> SELECTED EXTRACT
/slugged

Super simple slugs for ActiveRecord 3+, with slug history. Formerly known as Pseudocephalopod.

Primary LanguageRubyMIT LicenseMIT

Slugged Build Status

About

Slugged is a simple slug library for ActiveRecord 3.0+.

It's main features are:

  1. A very simple and tested codebase
  2. Support for slug history (e.g. if a users slug changes, it will record the old slug)
  3. Simple defaulting for slugs to UUID's (to avoid showing ID's.)
  4. Built on ActiveRecord 3.0
  5. If stringex is installed, uses stringex's transliteration stuff

Slugged used to be called Pseudocephalopod - a name inspired by the Jason Wander series of books which I just happened to be reading when I had the need for this that focuses on a war with slug-like creatures.

Why?

I love the idea of friendly_id, and most of the implementation but it felt bloated to me and my experiences on getting it to work correctly with Rails 3 left a base taste in my mouth / was altogether hacky.

Slugged is very much inspired by friendly id but with a much simpler codebase and built to work on Rails 3 from the start.

Usage

Using Slugged is simple. In Rails, simply drop this in your Gemfile:

gem 'slugged'

Optionally restricting the version.

Next, if you wish to use slug history run:

$ rails generate slugged:slugs

Otherwise, when calling is_sluggable make sure to include :history => false

Next, you need to add a cached slug column to your model and add an index. In your migration, you'd usually want something like:

add_column :users, :cached_slug, :string
add_index :users,  :cached_slug

Or, using our build in generator:

$ rails generate slugged:slug_migration Model

Lastly, in your model, call is_sluggable:

class User
  is_sluggable :name
end

is_sluggable accepts the source method name as a symbol, and an optional has of options including:

  • :sync - when source column changes, save the result. Defaults to true.
  • :convertor - a symbol (for a method) or block for how to generate the base slug. Defaults to :to_url if available, parameterize otherwise.
  • :history - use slug history (e.g. if the name changes, it records the previous version in a slugs table). Defaults to true
  • :uuid - If the slug is blank, uses a generated uuid instead. Defaults to true
  • :slug_column - the column in which to store the slug. Defaults to :cached_slug
  • :to_param - if true (by default), overrides to_param to use the slug
  • :use_cache - uses Slugged.cache if available to cache any lookups e.g. in memcache.

> RECORDS SHOWN
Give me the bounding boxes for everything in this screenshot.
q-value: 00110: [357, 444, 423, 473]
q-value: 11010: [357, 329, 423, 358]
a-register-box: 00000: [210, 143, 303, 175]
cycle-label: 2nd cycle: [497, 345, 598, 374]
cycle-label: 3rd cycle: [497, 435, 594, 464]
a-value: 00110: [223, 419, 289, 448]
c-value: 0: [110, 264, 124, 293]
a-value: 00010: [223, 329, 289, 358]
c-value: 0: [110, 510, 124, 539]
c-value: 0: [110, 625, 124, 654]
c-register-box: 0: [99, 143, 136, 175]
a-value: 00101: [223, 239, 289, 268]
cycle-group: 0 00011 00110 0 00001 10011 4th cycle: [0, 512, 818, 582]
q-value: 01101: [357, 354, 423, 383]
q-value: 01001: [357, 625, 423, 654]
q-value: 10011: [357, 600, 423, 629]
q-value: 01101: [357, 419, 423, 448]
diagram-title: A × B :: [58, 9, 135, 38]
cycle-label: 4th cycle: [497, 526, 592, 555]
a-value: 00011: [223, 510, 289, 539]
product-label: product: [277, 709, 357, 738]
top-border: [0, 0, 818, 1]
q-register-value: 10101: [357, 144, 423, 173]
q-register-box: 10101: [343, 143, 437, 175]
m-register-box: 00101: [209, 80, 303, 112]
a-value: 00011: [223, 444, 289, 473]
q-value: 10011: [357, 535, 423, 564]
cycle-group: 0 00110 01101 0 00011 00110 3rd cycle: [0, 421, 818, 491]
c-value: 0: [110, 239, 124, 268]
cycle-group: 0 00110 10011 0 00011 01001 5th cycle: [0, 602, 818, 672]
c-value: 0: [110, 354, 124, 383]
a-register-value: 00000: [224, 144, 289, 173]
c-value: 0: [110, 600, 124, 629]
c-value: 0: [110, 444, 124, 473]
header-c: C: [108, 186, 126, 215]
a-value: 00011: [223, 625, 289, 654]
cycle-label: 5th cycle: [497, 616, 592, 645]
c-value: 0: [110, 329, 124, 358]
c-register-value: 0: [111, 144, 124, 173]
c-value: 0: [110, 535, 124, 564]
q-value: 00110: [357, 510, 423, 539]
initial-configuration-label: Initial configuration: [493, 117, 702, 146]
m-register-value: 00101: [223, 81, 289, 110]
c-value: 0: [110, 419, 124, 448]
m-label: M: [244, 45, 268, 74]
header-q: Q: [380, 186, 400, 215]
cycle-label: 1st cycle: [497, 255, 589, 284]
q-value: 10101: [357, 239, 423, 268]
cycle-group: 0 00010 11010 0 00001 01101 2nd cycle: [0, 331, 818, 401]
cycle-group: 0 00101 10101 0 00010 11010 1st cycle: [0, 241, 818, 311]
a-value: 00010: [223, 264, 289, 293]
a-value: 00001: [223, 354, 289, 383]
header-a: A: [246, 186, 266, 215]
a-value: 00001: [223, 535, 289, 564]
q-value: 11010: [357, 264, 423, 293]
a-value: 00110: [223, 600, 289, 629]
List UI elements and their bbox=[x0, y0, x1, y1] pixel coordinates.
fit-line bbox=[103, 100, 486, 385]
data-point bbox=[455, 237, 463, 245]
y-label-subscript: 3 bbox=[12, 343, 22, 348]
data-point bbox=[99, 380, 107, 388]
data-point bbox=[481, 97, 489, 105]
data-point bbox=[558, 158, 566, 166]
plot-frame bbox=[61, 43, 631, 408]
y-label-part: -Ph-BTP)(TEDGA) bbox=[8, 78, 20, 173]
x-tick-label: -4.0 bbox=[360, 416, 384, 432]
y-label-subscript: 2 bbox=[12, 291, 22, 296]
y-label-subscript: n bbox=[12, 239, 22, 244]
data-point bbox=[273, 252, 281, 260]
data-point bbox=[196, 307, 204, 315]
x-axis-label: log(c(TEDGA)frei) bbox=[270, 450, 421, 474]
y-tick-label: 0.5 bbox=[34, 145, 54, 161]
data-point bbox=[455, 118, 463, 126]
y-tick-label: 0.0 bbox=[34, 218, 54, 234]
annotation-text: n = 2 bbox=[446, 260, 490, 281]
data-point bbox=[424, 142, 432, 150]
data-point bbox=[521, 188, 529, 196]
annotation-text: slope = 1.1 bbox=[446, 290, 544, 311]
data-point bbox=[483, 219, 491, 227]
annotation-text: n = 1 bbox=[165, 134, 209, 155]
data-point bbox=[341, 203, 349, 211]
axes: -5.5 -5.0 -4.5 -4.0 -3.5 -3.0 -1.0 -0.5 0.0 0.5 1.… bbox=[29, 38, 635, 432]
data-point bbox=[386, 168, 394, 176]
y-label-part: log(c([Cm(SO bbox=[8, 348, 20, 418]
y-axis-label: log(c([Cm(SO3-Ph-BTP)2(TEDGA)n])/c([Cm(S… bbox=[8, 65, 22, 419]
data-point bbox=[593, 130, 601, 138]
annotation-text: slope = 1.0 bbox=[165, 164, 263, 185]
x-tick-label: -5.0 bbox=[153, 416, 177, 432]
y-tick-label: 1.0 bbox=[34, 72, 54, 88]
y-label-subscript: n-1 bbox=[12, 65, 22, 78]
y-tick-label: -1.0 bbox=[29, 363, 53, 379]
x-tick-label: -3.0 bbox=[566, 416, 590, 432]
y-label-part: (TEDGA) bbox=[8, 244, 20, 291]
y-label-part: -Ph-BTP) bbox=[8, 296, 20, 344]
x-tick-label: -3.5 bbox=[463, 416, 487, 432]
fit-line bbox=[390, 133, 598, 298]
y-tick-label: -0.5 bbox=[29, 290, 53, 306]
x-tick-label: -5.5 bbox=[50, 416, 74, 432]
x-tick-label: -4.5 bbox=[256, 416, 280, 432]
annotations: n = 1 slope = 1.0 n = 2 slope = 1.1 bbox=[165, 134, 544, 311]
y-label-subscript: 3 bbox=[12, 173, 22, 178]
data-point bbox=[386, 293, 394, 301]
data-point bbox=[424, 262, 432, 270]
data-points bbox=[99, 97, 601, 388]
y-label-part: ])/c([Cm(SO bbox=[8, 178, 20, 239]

> DIRECTIONS
A – Condense the paragraph in the Slugged library text that begins "I love the idea of friendly_id" into one shorter sentence, keeping its main facts.
B – Based on the Slugged library text, mark each statement yes or no and quote the words that decide it: (i) The :sync option defaults to true. (ii) By default the slug is stored in a column named :slug. (iii) Slugged is built on ActiveRecord 4.0.
C – In the Slugged library text, set down everything from "Or, using our" down to "Defaults to true." with no changes.

> RESPONSES BY TASK
A – The author liked friendly_id's idea and most of its implementation but found it bloated, and getting it to work correctly with Rails 3 was an unpleasant, hacky experience.

B –
(i) Yes: ":sync - when source column changes, save the result. Defaults to true."
(ii) No: ":slug_column - the column in which to store the slug. Defaults to :cached_slug"
(iii) No: "Built on ActiveRecord 3.0"

C –
Or, using our build in generator:

$ rails generate slugged:slug_migration Model

Lastly, in your model, call is_sluggable:

class User
  is_sluggable :name
end

is_sluggable accepts the source method name as a symbol, and an optional has of options including:

  • :sync - when source column changes, save the result. Defaults to true.